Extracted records

----------

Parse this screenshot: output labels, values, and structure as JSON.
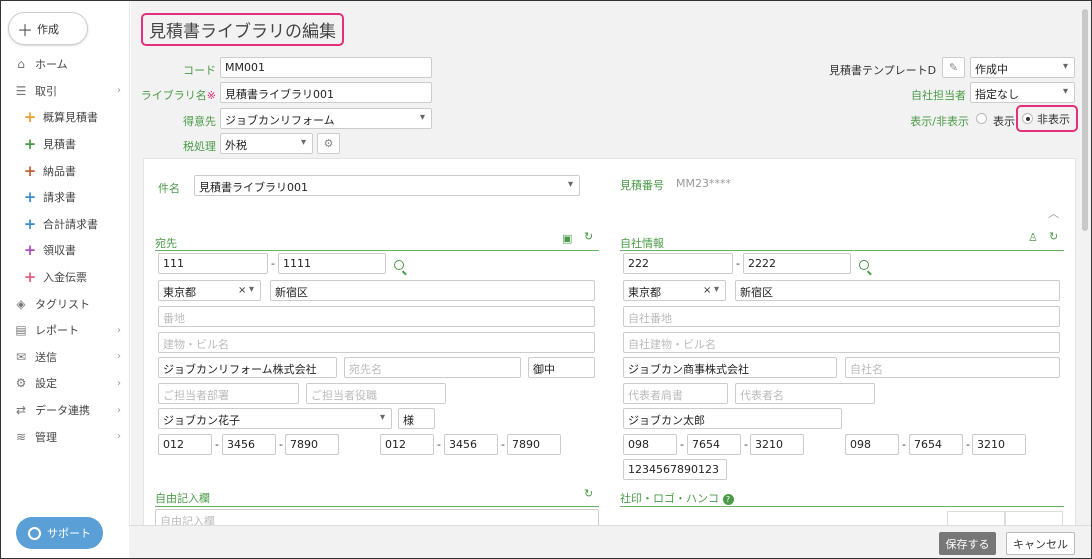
{
  "sidebar": {
    "create_label": "作成",
    "items": [
      {
        "label": "ホーム",
        "icon": "home-icon"
      },
      {
        "label": "取引",
        "icon": "list-icon"
      },
      {
        "label": "概算見積書",
        "color": "#f0a030"
      },
      {
        "label": "見積書",
        "color": "#4a9b47"
      },
      {
        "label": "納品書",
        "color": "#c0603a"
      },
      {
        "label": "請求書",
        "color": "#3a8fd0"
      },
      {
        "label": "合計請求書",
        "color": "#3a8fd0"
      },
      {
        "label": "領収書",
        "color": "#b050c0"
      },
      {
        "label": "入金伝票",
        "color": "#e06080"
      },
      {
        "label": "タグリスト",
        "icon": "tag-icon"
      },
      {
        "label": "レポート",
        "icon": "report-icon"
      },
      {
        "label": "送信",
        "icon": "mail-icon"
      },
      {
        "label": "設定",
        "icon": "gear-icon"
      },
      {
        "label": "データ連携",
        "icon": "sync-icon"
      },
      {
        "label": "管理",
        "icon": "layers-icon"
      }
    ],
    "support_label": "サポート"
  },
  "header": {
    "title": "見積書ライブラリの編集",
    "code_label": "コード",
    "code_value": "MM001",
    "library_label": "ライブラリ名",
    "library_required": "※",
    "library_value": "見積書ライブラリ001",
    "customer_label": "得意先",
    "customer_value": "ジョブカンリフォーム",
    "tax_label": "税処理",
    "tax_value": "外税",
    "template_label": "見積書テンプレートD",
    "status_value": "作成中",
    "owner_label": "自社担当者",
    "owner_value": "指定なし",
    "visibility_label": "表示/非表示",
    "visibility_show": "表示",
    "visibility_hide": "非表示"
  },
  "panel": {
    "subject_label": "件名",
    "subject_value": "見積書ライブラリ001",
    "estimate_no_label": "見積番号",
    "estimate_no_value": "MM23****",
    "dest": {
      "title": "宛先",
      "zip1": "111",
      "zip2": "1111",
      "pref": "東京都",
      "city": "新宿区",
      "addr_ph": "番地",
      "bldg_ph": "建物・ビル名",
      "company": "ジョブカンリフォーム株式会社",
      "dest_name_ph": "宛先名",
      "honorific": "御中",
      "dept_ph": "ご担当者部署",
      "position_ph": "ご担当者役職",
      "person": "ジョブカン花子",
      "person_honorific": "様",
      "tel": [
        "012",
        "3456",
        "7890"
      ],
      "fax": [
        "012",
        "3456",
        "7890"
      ]
    },
    "own": {
      "title": "自社情報",
      "zip1": "222",
      "zip2": "2222",
      "pref": "東京都",
      "city": "新宿区",
      "addr_ph": "自社番地",
      "bldg_ph": "自社建物・ビル名",
      "company": "ジョブカン商事株式会社",
      "name_ph": "自社名",
      "rep_title_ph": "代表者肩書",
      "rep_name_ph": "代表者名",
      "rep": "ジョブカン太郎",
      "tel": [
        "098",
        "7654",
        "3210"
      ],
      "fax": [
        "098",
        "7654",
        "3210"
      ],
      "reg_no": "1234567890123"
    },
    "free_title": "自由記入欄",
    "free_ph": "自由記入欄",
    "stamp_title": "社印・ロゴ・ハンコ"
  },
  "footer": {
    "save": "保存する",
    "cancel": "キャンセル"
  }
}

----------

What you will do
Every record must be copied exactly, with the pictures left out.

Result of the exercise
Parse this screenshot: output labels, values, and structure as JSON.
{
  "sidebar": {
    "create_label": "作成",
    "items": [
      {
        "label": "ホーム",
        "icon": "home-icon"
      },
      {
        "label": "取引",
        "icon": "list-icon"
      },
      {
        "label": "概算見積書",
        "color": "#f0a030"
      },
      {
        "label": "見積書",
        "color": "#4a9b47"
      },
      {
        "label": "納品書",
        "color": "#c0603a"
      },
      {
        "label": "請求書",
        "color": "#3a8fd0"
      },
      {
        "label": "合計請求書",
        "color": "#3a8fd0"
      },
      {
        "label": "領収書",
        "color": "#b050c0"
      },
      {
        "label": "入金伝票",
        "color": "#e06080"
      },
      {
        "label": "タグリスト",
        "icon": "tag-icon"
      },
      {
        "label": "レポート",
        "icon": "report-icon"
      },
      {
        "label": "送信",
        "icon": "mail-icon"
      },
      {
        "label": "設定",
        "icon": "gear-icon"
      },
      {
        "label": "データ連携",
        "icon": "sync-icon"
      },
      {
        "label": "管理",
        "icon": "layers-icon"
      }
    ],
    "support_label": "サポート"
  },
  "header": {
    "title": "見積書ライブラリの編集",
    "code_label": "コード",
    "code_value": "MM001",
    "library_label": "ライブラリ名",
    "library_required": "※",
    "library_value": "見積書ライブラリ001",
    "customer_label": "得意先",
    "customer_value": "ジョブカンリフォーム",
    "tax_label": "税処理",
    "tax_value": "外税",
    "template_label": "見積書テンプレートD",
    "status_value": "作成中",
    "owner_label": "自社担当者",
    "owner_value": "指定なし",
    "visibility_label": "表示/非表示",
    "visibility_show": "表示",
    "visibility_hide": "非表示"
  },
  "panel": {
    "subject_label": "件名",
    "subject_value": "見積書ライブラリ001",
    "estimate_no_label": "見積番号",
    "estimate_no_value": "MM23****",
    "dest": {
      "title": "宛先",
      "zip1": "111",
      "zip2": "1111",
      "pref": "東京都",
      "city": "新宿区",
      "addr_ph": "番地",
      "bldg_ph": "建物・ビル名",
      "company": "ジョブカンリフォーム株式会社",
      "dest_name_ph": "宛先名",
      "honorific": "御中",
      "dept_ph": "ご担当者部署",
      "position_ph": "ご担当者役職",
      "person": "ジョブカン花子",
      "person_honorific": "様",
      "tel": [
        "012",
        "3456",
        "7890"
      ],
      "fax": [
        "012",
        "3456",
        "7890"
      ]
    },
    "own": {
      "title": "自社情報",
      "zip1": "222",
      "zip2": "2222",
      "pref": "東京都",
      "city": "新宿区",
      "addr_ph": "自社番地",
      "bldg_ph": "自社建物・ビル名",
      "company": "ジョブカン商事株式会社",
      "name_ph": "自社名",
      "rep_title_ph": "代表者肩書",
      "rep_name_ph": "代表者名",
      "rep": "ジョブカン太郎",
      "tel": [
        "098",
        "7654",
        "3210"
      ],
      "fax": [
        "098",
        "7654",
        "3210"
      ],
      "reg_no": "1234567890123"
    },
    "free_title": "自由記入欄",
    "free_ph": "自由記入欄",
    "stamp_title": "社印・ロゴ・ハンコ"
  },
  "footer": {
    "save": "保存する",
    "cancel": "キャンセル"
  }
}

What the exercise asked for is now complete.